- **Data excerpts**
========================
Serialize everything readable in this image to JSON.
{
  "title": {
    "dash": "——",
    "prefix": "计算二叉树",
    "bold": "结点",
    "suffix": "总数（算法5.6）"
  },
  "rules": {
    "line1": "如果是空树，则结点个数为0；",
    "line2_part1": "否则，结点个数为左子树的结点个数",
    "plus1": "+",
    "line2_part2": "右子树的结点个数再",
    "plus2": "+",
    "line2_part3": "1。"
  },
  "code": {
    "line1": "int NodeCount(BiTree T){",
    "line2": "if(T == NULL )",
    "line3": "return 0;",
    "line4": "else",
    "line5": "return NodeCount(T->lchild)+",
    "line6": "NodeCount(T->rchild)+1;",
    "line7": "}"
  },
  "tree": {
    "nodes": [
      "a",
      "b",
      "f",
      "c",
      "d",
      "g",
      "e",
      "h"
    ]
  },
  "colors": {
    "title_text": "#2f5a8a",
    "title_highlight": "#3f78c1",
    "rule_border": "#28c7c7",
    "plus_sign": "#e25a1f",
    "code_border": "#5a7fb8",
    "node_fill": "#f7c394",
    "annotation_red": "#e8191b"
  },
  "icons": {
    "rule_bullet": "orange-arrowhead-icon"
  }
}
========================
Read the entries and show each line that mentions "NodeCount".

- **Exercise output**
    "line1": "int NodeCount(BiTree T){",
    "line5": "return NodeCount(T->lchild)+",
    "line6": "NodeCount(T->rchild)+1;",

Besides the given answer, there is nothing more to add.